▼

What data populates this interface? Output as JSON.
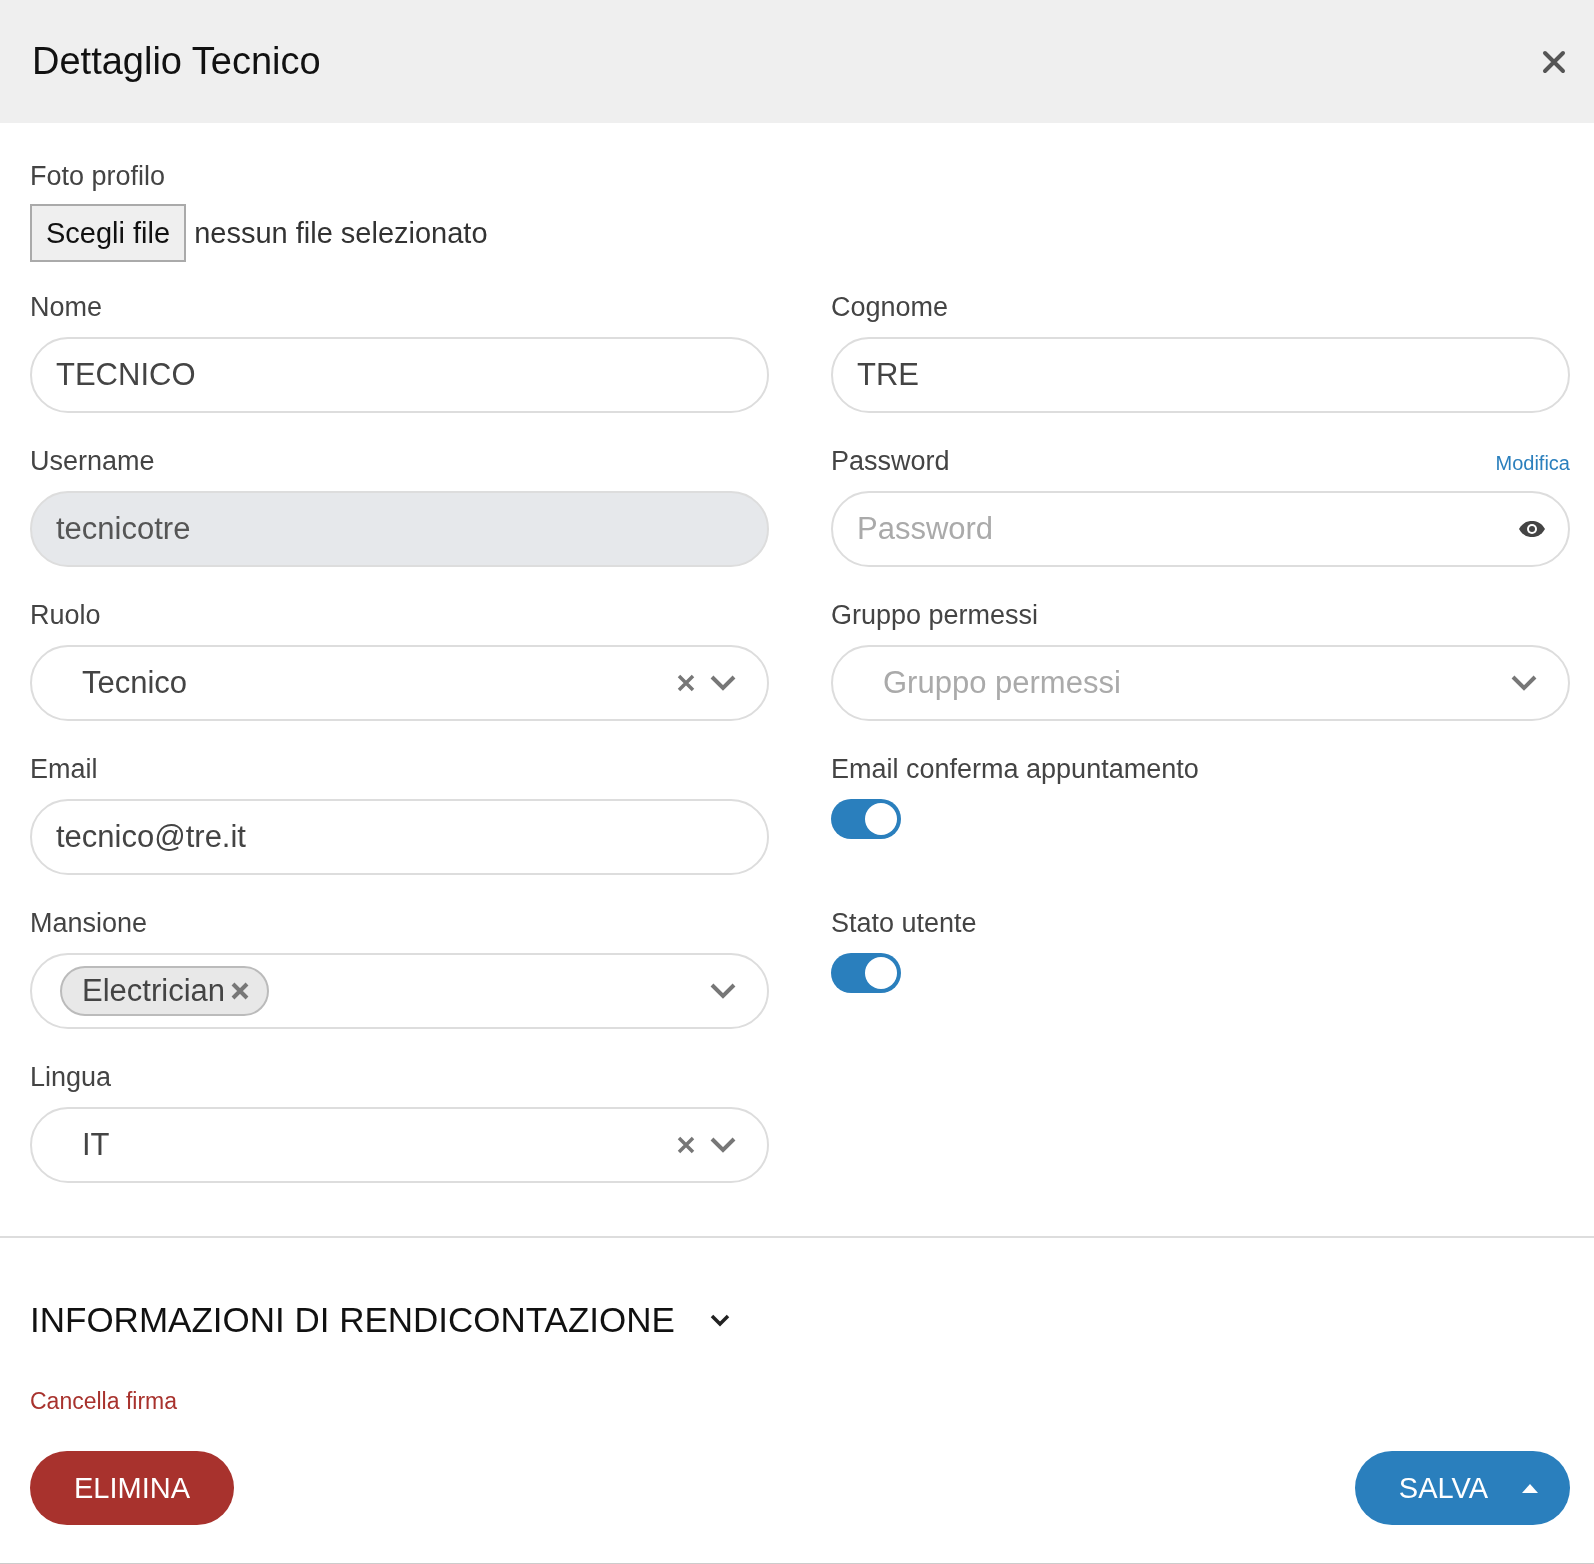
{
  "modal": {
    "title": "Dettaglio Tecnico"
  },
  "photo": {
    "label": "Foto profilo",
    "button": "Scegli file",
    "status": "nessun file selezionato"
  },
  "left": [
    {
      "kind": "text",
      "label": "Nome",
      "value": "TECNICO",
      "disabled": false
    },
    {
      "kind": "text",
      "label": "Username",
      "value": "tecnicotre",
      "disabled": true
    },
    {
      "kind": "select",
      "label": "Ruolo",
      "value": "Tecnico",
      "clearable": true
    },
    {
      "kind": "text",
      "label": "Email",
      "value": "tecnico@tre.it",
      "disabled": false
    },
    {
      "kind": "tags",
      "label": "Mansione",
      "tags": [
        "Electrician"
      ]
    },
    {
      "kind": "select",
      "label": "Lingua",
      "value": "IT",
      "clearable": true
    }
  ],
  "right": [
    {
      "kind": "text",
      "label": "Cognome",
      "value": "TRE",
      "disabled": false
    },
    {
      "kind": "password",
      "label": "Password",
      "link": "Modifica",
      "placeholder": "Password"
    },
    {
      "kind": "select",
      "label": "Gruppo permessi",
      "placeholder": "Gruppo permessi",
      "clearable": false
    },
    {
      "kind": "toggle",
      "label": "Email conferma appuntamento",
      "on": true
    },
    {
      "kind": "toggle",
      "label": "Stato utente",
      "on": true
    }
  ],
  "section": {
    "title": "INFORMAZIONI DI RENDICONTAZIONE",
    "expanded": false
  },
  "clear_signature": "Cancella firma",
  "buttons": {
    "delete": "ELIMINA",
    "save": "SALVA"
  }
}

▲

### Exercise details
Repeat each entry exactly. Pictures do not belong in the copy.

### Task solution
What data populates this interface? Output as JSON.
{
  "modal": {
    "title": "Dettaglio Tecnico"
  },
  "photo": {
    "label": "Foto profilo",
    "button": "Scegli file",
    "status": "nessun file selezionato"
  },
  "left": [
    {
      "kind": "text",
      "label": "Nome",
      "value": "TECNICO",
      "disabled": false
    },
    {
      "kind": "text",
      "label": "Username",
      "value": "tecnicotre",
      "disabled": true
    },
    {
      "kind": "select",
      "label": "Ruolo",
      "value": "Tecnico",
      "clearable": true
    },
    {
      "kind": "text",
      "label": "Email",
      "value": "tecnico@tre.it",
      "disabled": false
    },
    {
      "kind": "tags",
      "label": "Mansione",
      "tags": [
        "Electrician"
      ]
    },
    {
      "kind": "select",
      "label": "Lingua",
      "value": "IT",
      "clearable": true
    }
  ],
  "right": [
    {
      "kind": "text",
      "label": "Cognome",
      "value": "TRE",
      "disabled": false
    },
    {
      "kind": "password",
      "label": "Password",
      "link": "Modifica",
      "placeholder": "Password"
    },
    {
      "kind": "select",
      "label": "Gruppo permessi",
      "placeholder": "Gruppo permessi",
      "clearable": false
    },
    {
      "kind": "toggle",
      "label": "Email conferma appuntamento",
      "on": true
    },
    {
      "kind": "toggle",
      "label": "Stato utente",
      "on": true
    }
  ],
  "section": {
    "title": "INFORMAZIONI DI RENDICONTAZIONE",
    "expanded": false
  },
  "clear_signature": "Cancella firma",
  "buttons": {
    "delete": "ELIMINA",
    "save": "SALVA"
  }
}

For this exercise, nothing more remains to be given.